REQUIRED TASK: Extract, from the listing that follows, each line containing the word "Objects".

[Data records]
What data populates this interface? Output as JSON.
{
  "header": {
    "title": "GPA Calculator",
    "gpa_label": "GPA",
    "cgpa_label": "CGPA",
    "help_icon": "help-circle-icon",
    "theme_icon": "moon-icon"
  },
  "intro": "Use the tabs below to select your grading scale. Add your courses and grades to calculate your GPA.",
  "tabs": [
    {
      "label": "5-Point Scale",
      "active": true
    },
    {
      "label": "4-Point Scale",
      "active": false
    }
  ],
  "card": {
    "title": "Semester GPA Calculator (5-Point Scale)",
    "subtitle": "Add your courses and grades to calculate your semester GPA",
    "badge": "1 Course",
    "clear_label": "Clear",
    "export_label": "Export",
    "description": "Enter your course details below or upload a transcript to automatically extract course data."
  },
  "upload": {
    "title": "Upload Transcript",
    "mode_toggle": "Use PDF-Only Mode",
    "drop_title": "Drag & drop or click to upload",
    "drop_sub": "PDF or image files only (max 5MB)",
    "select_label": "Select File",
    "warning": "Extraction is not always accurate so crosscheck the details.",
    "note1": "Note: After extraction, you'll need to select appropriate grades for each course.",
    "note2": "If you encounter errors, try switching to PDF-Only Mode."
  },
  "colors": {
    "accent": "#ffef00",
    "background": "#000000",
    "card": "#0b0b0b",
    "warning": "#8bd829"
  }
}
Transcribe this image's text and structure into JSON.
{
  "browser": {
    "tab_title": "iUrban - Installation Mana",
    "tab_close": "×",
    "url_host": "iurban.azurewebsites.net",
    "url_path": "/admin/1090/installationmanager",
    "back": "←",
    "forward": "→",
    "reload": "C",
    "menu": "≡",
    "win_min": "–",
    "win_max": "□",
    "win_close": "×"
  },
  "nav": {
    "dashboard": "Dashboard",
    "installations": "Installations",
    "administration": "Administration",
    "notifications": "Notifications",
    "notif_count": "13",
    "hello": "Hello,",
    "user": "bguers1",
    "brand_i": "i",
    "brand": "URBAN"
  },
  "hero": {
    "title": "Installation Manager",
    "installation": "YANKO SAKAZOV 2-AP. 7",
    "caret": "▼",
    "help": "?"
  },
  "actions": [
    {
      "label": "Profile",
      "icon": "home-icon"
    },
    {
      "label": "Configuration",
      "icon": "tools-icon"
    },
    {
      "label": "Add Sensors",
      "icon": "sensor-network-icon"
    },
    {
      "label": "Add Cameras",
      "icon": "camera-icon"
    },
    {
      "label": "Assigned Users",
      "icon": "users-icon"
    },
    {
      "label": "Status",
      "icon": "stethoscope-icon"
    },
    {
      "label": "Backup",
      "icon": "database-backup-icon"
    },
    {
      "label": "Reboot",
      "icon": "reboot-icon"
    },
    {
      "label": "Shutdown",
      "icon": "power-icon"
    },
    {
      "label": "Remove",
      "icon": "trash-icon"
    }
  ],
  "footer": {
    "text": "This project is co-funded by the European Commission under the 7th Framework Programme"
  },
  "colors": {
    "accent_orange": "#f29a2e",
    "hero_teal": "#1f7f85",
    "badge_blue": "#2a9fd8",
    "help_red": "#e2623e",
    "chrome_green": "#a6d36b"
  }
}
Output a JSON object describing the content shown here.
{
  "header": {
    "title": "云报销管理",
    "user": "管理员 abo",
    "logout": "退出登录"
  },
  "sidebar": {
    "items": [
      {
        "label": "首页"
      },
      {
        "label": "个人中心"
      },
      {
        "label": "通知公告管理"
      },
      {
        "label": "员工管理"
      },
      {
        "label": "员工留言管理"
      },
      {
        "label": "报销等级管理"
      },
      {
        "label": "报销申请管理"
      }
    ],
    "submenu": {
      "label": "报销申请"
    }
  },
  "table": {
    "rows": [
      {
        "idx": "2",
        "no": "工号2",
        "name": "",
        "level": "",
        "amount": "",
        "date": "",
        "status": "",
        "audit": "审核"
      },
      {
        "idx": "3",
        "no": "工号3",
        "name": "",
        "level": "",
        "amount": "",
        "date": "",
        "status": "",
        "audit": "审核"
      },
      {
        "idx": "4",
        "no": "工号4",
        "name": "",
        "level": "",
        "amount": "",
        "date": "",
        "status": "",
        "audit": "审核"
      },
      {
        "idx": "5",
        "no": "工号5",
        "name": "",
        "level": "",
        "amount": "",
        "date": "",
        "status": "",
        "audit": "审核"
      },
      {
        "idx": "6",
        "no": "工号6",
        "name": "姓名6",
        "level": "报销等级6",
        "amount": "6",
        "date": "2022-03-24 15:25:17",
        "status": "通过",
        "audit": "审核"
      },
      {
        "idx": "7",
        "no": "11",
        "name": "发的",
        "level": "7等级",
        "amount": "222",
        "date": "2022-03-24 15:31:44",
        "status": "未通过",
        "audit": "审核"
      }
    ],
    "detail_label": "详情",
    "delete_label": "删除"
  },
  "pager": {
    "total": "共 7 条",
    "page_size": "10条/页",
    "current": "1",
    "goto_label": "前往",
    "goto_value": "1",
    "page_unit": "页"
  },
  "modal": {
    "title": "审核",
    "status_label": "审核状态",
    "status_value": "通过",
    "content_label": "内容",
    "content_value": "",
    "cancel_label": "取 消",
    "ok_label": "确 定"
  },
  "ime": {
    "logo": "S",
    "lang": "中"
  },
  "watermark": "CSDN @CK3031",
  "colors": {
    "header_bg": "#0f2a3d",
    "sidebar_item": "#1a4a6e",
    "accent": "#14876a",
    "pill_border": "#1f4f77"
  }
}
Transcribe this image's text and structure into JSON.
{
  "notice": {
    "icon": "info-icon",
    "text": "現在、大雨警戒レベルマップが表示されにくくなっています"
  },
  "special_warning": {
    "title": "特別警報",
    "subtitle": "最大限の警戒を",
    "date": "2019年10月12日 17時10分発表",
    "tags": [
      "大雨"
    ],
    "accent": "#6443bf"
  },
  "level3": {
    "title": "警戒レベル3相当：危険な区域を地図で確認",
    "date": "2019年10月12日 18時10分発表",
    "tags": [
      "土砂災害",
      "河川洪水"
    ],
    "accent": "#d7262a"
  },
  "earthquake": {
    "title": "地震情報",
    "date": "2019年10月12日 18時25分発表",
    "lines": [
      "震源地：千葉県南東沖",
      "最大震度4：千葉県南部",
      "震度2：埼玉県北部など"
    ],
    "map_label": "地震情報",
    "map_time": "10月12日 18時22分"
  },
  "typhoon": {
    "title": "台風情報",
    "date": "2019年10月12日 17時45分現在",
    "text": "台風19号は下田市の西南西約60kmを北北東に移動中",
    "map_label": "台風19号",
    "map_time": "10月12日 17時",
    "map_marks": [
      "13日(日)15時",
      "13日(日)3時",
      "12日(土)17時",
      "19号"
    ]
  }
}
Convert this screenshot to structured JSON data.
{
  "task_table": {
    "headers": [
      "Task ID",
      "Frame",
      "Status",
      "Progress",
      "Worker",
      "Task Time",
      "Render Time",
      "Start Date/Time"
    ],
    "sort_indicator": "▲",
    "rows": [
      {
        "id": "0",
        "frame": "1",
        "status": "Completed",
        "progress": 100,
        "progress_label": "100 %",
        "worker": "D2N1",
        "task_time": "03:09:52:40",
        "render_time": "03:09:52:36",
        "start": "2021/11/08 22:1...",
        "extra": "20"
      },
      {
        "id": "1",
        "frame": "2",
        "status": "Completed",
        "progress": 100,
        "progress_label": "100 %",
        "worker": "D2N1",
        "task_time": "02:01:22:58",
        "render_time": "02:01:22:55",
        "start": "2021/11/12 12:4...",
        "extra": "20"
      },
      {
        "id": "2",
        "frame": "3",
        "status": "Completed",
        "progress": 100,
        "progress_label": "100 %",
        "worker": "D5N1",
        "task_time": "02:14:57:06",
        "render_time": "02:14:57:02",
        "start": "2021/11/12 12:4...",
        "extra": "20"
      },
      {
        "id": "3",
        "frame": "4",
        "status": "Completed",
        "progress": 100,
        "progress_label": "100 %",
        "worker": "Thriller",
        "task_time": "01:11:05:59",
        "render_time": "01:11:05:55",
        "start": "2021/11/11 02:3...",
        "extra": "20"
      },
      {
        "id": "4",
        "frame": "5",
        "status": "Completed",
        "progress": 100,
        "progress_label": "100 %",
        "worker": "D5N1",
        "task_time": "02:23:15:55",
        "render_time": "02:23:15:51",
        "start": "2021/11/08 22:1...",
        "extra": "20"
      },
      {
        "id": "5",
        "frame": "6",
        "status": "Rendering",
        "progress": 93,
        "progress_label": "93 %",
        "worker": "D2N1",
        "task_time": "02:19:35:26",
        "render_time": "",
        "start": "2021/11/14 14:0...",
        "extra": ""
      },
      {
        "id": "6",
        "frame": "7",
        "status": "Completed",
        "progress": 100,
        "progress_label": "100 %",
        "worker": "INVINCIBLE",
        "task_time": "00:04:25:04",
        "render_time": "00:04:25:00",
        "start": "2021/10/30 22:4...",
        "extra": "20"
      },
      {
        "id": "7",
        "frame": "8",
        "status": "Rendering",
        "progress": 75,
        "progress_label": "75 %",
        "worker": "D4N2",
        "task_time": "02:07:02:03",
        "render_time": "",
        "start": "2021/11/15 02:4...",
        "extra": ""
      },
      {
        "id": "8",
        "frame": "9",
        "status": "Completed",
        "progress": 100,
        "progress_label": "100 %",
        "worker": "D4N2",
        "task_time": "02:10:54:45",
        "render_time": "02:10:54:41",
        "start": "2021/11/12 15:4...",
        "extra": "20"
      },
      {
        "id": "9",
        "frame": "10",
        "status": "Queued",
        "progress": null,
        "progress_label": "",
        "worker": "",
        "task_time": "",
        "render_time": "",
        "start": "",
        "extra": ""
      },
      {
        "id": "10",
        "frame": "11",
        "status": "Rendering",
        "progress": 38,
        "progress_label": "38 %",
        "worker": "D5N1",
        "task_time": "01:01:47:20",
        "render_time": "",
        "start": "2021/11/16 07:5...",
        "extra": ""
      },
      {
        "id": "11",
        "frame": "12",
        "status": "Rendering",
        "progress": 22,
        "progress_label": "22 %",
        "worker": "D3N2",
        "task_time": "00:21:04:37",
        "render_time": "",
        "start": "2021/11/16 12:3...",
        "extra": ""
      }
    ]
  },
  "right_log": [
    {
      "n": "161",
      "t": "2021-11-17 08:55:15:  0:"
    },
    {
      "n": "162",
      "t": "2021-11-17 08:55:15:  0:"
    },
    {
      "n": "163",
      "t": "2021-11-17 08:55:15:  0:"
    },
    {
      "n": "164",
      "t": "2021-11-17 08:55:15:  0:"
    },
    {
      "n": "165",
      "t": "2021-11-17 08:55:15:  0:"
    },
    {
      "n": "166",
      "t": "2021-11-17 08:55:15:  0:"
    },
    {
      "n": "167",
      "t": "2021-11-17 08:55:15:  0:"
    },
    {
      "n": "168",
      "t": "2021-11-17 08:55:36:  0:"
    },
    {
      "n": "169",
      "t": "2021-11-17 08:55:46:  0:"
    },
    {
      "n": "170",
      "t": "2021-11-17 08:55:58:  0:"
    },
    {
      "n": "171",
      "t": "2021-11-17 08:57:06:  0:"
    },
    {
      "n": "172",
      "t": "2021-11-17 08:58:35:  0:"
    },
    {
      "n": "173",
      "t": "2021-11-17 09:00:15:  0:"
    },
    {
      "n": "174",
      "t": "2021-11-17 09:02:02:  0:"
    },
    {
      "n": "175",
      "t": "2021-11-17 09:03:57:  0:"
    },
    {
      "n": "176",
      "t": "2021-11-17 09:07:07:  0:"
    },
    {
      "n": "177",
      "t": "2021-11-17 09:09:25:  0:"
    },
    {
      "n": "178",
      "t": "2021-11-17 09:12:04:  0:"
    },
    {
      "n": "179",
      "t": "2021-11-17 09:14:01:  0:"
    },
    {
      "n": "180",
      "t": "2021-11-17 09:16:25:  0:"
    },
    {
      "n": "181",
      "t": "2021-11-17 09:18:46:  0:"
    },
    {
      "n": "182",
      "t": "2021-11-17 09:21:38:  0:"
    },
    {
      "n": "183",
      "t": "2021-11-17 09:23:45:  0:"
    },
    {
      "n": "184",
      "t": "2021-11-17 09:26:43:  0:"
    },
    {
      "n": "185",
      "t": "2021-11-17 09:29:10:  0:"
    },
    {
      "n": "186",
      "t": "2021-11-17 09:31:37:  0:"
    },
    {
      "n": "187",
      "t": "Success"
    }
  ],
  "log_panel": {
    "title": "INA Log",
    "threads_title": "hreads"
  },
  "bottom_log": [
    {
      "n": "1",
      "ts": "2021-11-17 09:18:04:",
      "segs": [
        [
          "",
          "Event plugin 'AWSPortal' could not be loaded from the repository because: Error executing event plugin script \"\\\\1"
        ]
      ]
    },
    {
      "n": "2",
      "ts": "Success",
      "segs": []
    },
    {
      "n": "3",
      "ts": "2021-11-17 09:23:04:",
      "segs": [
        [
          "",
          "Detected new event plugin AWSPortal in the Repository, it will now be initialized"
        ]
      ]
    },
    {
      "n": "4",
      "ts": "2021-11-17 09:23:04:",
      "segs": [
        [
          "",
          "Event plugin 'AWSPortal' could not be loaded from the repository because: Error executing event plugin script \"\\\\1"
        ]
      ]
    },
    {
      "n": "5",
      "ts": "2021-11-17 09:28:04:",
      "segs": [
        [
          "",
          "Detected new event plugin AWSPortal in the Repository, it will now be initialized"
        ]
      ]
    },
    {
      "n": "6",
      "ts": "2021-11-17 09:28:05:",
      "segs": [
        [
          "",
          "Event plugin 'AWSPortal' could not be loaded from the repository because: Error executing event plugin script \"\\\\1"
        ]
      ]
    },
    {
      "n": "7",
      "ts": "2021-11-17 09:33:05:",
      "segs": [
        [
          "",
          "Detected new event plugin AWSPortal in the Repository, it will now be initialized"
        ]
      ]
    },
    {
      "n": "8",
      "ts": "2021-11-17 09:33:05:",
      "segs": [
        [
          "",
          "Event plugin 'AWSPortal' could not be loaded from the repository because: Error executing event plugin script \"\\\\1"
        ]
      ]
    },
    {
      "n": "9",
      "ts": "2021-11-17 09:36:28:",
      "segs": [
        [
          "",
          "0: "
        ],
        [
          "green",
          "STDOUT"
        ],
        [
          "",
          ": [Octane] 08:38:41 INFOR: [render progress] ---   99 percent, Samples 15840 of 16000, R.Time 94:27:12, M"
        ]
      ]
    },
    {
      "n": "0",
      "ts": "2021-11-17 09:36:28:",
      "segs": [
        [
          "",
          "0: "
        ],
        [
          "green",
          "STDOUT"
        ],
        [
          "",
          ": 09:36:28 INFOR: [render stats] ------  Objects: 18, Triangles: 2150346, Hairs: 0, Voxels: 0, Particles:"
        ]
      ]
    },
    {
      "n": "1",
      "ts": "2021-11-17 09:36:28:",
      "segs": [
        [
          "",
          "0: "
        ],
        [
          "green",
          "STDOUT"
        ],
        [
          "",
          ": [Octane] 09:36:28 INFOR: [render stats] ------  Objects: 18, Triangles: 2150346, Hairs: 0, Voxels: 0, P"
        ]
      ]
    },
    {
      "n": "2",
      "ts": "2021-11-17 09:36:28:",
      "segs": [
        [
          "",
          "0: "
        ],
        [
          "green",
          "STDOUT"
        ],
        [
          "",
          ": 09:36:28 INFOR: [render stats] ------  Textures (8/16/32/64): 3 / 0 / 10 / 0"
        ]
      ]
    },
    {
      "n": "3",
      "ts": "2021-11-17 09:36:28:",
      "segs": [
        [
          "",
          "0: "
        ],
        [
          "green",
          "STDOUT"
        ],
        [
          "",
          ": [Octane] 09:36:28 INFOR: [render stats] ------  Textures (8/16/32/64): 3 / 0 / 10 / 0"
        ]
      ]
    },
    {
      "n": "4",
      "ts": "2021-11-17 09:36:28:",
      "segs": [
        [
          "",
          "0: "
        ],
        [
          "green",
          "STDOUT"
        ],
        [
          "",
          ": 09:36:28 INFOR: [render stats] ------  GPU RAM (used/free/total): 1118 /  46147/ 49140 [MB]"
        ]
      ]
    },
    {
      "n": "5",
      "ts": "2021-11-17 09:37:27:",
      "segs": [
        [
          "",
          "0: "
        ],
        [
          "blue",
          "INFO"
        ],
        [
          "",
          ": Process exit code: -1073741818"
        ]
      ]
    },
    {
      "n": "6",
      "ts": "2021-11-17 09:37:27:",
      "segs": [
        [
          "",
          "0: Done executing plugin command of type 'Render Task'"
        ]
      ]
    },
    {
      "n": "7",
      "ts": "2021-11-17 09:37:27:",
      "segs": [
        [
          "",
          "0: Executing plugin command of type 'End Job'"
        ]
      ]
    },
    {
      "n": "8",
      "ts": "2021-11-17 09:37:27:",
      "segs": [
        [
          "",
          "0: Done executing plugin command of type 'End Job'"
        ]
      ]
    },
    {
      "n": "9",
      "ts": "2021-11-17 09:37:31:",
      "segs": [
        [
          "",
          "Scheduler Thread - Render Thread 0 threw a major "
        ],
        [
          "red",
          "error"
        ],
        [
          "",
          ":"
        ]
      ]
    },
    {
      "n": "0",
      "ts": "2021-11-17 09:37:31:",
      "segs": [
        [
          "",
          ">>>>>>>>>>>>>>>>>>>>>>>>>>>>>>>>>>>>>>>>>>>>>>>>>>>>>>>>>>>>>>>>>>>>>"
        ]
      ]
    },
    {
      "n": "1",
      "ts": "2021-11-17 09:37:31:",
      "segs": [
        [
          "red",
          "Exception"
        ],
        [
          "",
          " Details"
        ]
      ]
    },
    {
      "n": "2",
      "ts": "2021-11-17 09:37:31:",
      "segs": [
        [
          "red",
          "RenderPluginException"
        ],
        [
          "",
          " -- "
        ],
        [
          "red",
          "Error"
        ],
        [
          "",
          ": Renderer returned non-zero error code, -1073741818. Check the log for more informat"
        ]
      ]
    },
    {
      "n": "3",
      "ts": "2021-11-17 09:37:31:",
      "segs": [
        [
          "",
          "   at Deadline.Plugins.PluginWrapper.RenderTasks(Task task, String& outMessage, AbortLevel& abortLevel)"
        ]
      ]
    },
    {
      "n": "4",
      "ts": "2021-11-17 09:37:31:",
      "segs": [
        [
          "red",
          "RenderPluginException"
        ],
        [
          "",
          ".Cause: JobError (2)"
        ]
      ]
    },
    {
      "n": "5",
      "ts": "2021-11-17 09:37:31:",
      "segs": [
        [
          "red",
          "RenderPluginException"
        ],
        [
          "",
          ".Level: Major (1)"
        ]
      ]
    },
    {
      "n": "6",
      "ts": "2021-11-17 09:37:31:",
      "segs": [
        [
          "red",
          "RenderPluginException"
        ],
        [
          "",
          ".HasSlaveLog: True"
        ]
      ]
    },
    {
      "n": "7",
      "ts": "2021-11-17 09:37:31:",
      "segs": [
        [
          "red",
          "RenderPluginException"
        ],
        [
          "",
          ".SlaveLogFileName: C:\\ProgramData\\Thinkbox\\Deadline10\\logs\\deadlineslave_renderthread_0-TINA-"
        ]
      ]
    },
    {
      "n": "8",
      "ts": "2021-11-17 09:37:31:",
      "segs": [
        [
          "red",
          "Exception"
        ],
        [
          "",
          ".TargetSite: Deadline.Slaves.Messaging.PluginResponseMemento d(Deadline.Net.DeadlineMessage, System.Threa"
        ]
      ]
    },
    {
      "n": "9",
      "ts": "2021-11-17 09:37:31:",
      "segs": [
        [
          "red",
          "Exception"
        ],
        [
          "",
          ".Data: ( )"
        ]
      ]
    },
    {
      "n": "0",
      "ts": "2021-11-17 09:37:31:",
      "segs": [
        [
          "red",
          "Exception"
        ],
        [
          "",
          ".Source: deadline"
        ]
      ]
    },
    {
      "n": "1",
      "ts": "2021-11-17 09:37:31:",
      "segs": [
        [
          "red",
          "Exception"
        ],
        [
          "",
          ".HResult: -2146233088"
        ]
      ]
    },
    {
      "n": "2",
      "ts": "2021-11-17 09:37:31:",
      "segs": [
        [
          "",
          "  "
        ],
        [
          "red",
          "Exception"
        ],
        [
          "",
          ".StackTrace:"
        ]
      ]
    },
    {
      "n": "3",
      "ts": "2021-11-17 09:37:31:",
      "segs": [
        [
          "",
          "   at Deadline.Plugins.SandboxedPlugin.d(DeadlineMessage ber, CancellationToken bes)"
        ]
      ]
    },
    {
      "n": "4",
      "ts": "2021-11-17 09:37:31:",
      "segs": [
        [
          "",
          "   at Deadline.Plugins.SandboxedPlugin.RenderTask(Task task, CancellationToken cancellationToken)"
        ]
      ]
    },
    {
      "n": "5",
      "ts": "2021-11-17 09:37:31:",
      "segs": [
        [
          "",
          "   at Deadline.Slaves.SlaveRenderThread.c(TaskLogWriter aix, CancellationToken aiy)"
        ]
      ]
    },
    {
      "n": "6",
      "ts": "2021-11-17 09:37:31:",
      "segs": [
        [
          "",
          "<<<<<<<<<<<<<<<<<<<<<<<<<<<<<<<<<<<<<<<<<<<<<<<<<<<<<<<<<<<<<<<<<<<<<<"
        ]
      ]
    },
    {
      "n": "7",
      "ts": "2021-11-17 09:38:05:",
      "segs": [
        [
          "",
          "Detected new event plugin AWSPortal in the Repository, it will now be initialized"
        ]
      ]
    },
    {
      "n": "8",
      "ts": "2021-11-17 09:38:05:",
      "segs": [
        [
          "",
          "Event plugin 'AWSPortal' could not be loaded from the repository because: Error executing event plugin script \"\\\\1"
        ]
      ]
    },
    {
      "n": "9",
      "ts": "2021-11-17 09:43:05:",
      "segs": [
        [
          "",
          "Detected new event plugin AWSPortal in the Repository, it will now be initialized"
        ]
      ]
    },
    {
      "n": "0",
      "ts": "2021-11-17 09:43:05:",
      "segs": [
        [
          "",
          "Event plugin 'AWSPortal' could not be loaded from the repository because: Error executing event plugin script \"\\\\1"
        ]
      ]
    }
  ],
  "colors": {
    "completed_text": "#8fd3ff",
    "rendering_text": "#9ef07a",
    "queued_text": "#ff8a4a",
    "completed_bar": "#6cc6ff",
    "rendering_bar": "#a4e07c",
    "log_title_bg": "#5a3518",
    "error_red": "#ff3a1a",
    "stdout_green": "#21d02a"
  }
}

THE OUTPUT:
          ": 09:36:28 INFOR: [render stats] ------  Objects: 18, Triangles: 2150346, Hairs: 0, Voxels: 0, Particles:"
          ": [Octane] 09:36:28 INFOR: [render stats] ------  Objects: 18, Triangles: 2150346, Hairs: 0, Voxels: 0, P"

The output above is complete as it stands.